### Set task
Go through the records line by line and work out how many lines hold the word "gamma". Answer with the number only.

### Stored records
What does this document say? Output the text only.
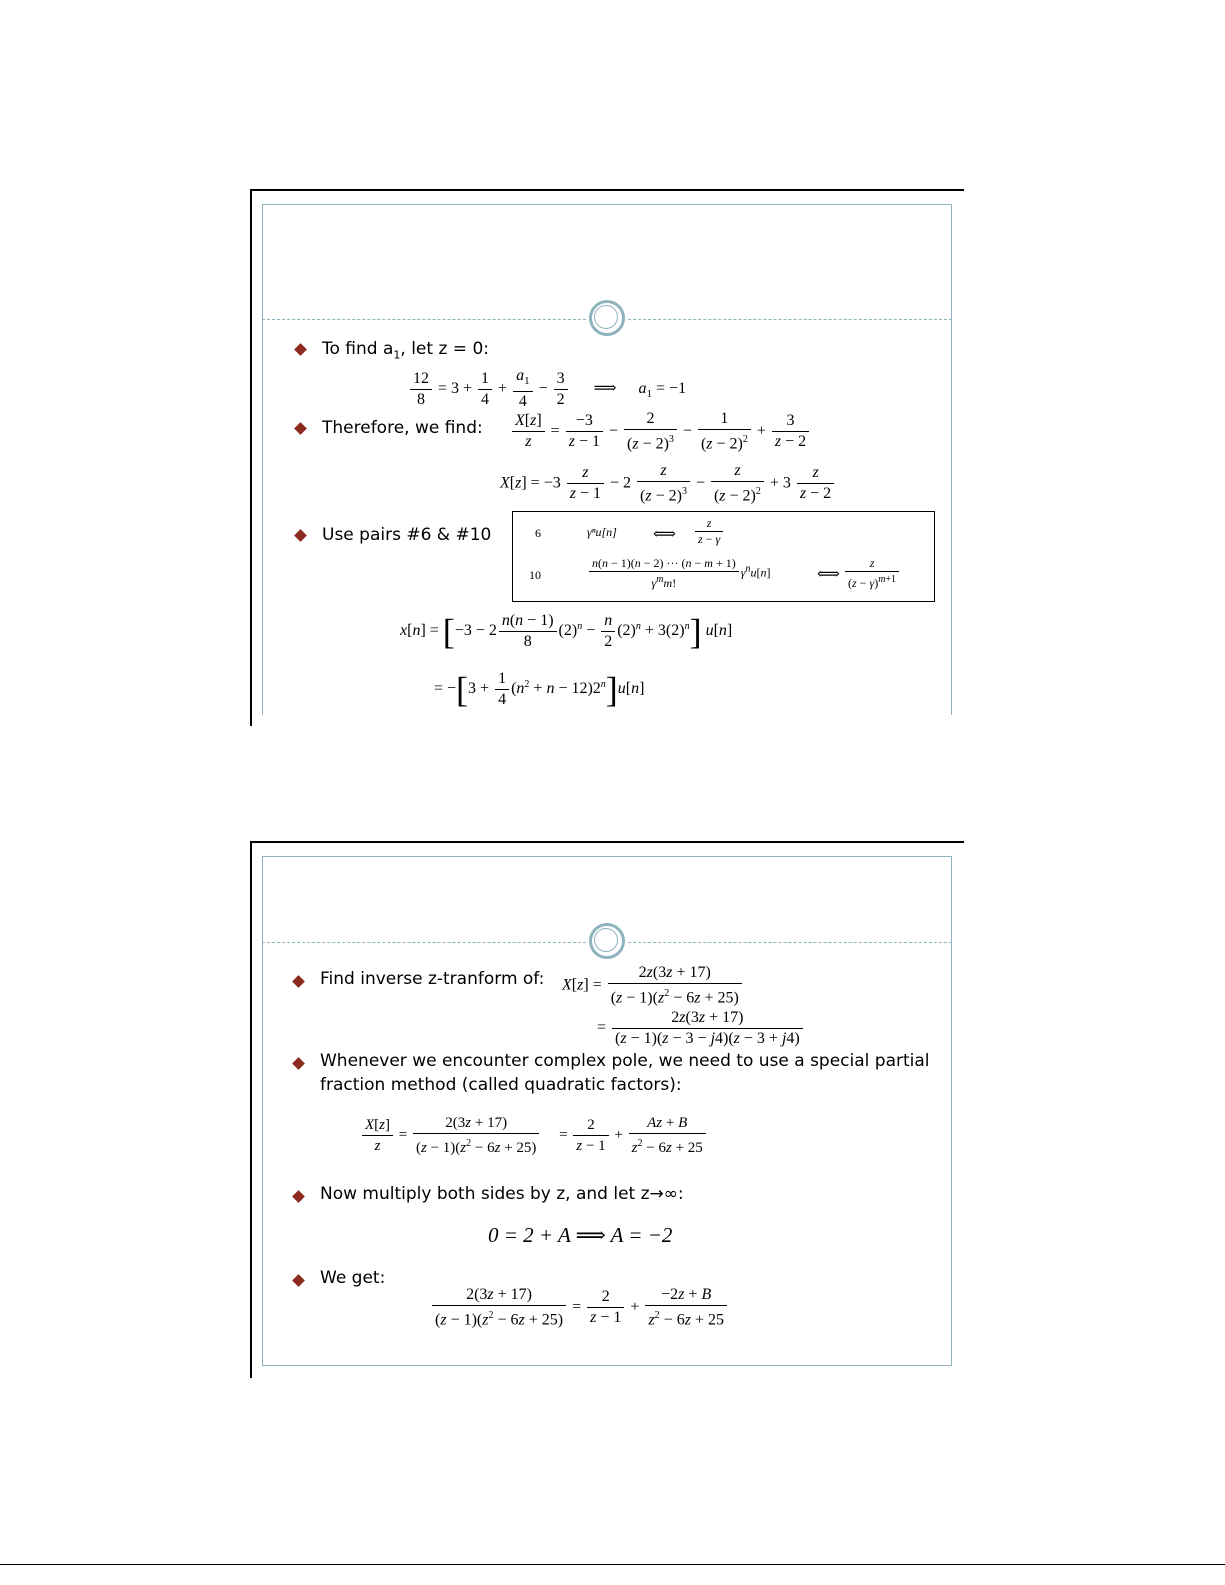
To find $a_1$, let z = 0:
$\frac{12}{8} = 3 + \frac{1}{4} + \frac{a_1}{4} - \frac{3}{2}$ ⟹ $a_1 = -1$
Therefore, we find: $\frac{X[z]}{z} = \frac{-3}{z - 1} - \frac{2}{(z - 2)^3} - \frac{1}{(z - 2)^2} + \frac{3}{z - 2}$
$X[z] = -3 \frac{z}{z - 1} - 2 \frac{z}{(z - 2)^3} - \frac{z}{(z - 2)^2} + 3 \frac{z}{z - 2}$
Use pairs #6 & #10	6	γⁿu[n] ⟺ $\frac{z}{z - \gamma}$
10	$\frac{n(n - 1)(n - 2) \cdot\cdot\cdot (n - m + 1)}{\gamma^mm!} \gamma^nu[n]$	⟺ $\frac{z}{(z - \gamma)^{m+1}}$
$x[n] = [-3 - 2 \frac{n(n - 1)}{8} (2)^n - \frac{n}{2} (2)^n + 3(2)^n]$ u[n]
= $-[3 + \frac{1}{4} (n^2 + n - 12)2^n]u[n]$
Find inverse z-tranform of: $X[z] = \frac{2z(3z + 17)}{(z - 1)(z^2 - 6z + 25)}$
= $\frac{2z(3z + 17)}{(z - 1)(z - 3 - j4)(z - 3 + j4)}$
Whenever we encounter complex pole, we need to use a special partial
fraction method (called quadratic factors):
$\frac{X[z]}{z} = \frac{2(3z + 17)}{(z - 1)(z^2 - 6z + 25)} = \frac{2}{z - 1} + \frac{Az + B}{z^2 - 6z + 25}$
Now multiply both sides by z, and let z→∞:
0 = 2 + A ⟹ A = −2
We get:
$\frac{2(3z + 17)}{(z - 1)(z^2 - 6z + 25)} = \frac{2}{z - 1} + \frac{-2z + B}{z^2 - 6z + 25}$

### Right answer
2